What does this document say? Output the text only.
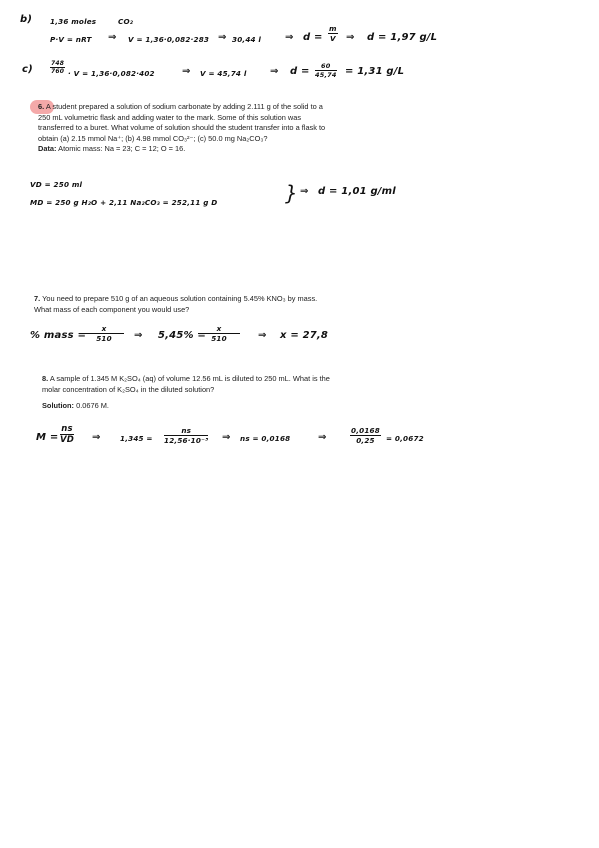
b) 1,36 moles	CO₂
P·V = nRT ⇒ V = 1,36·0,082·283 ⇒ 30,44 l ⇒ $d = \frac{m}{V}$ ⇒ d = 1,97 g/L
c)	$\frac{748}{760} \cdot V = 1,36\cdot 0,082\cdot 402$	⇒ V = 45,74 l ⇒ $d = \frac{60}{45,74} = 1,31$ g/L
6. A student prepared a solution of sodium carbonate by adding 2.111 g of the solid to a
250 mL volumetric flask and adding water to the mark. Some of this solution was
transferred to a buret. What volume of solution should the student transfer into a flask to
obtain (a) 2.15 mmol Na⁺; (b) 4.98 mmol CO₃²⁻; (c) 50.0 mg Na₂CO₃?
Data: Atomic mass: Na = 23; C = 12; O = 16.
VD = 250 ml
MD = 250 g H₂O + 2,11 Na₂CO₃ = 252,11 g D	} ⇒ d = 1,01 g/ml
7. You need to prepare 510 g of an aqueous solution containing 5.45% KNO₃ by mass.
What mass of each component you would use?
% mass =
$\frac{x}{510}$ ⇒ 5,45% =
$\frac{x}{510}$ ⇒ x = 27,8
8. A sample of 1.345 M K₂SO₄ (aq) of volume 12.56 mL is diluted to 250 mL. What is the
molar concentration of K₂SO₄ in the diluted solution?
Solution: 0.0676 M.
$M = \frac{ns}{VD}$ ⇒	$1,345 = \frac{ns}{\text{12,56·10⁻³}}$ ⇒ ns = 0,0168	⇒	$\frac{0,0168}{0,25} = 0,0672$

┄┄┄┄┄┄┄┄┄┄

Problem details: Quote the full listing above word for word; exclude every picture from the copy.

Task output:
What does this document say? Output the text only.
b) 1,36 moles	CO₂
P·V = nRT ⇒ V = 1,36·0,082·283 ⇒ 30,44 l ⇒ $d = \frac{m}{V}$ ⇒ d = 1,97 g/L
c)	$\frac{748}{760} \cdot V = 1,36\cdot 0,082\cdot 402$	⇒ V = 45,74 l ⇒ $d = \frac{60}{45,74} = 1,31$ g/L
6. A student prepared a solution of sodium carbonate by adding 2.111 g of the solid to a
250 mL volumetric flask and adding water to the mark. Some of this solution was
transferred to a buret. What volume of solution should the student transfer into a flask to
obtain (a) 2.15 mmol Na⁺; (b) 4.98 mmol CO₃²⁻; (c) 50.0 mg Na₂CO₃?
Data: Atomic mass: Na = 23; C = 12; O = 16.
VD = 250 ml
MD = 250 g H₂O + 2,11 Na₂CO₃ = 252,11 g D	} ⇒ d = 1,01 g/ml
7. You need to prepare 510 g of an aqueous solution containing 5.45% KNO₃ by mass.
What mass of each component you would use?
% mass =
$\frac{x}{510}$ ⇒ 5,45% =
$\frac{x}{510}$ ⇒ x = 27,8
8. A sample of 1.345 M K₂SO₄ (aq) of volume 12.56 mL is diluted to 250 mL. What is the
molar concentration of K₂SO₄ in the diluted solution?
Solution: 0.0676 M.
$M = \frac{ns}{VD}$ ⇒	$1,345 = \frac{ns}{\text{12,56·10⁻³}}$ ⇒ ns = 0,0168	⇒	$\frac{0,0168}{0,25} = 0,0672$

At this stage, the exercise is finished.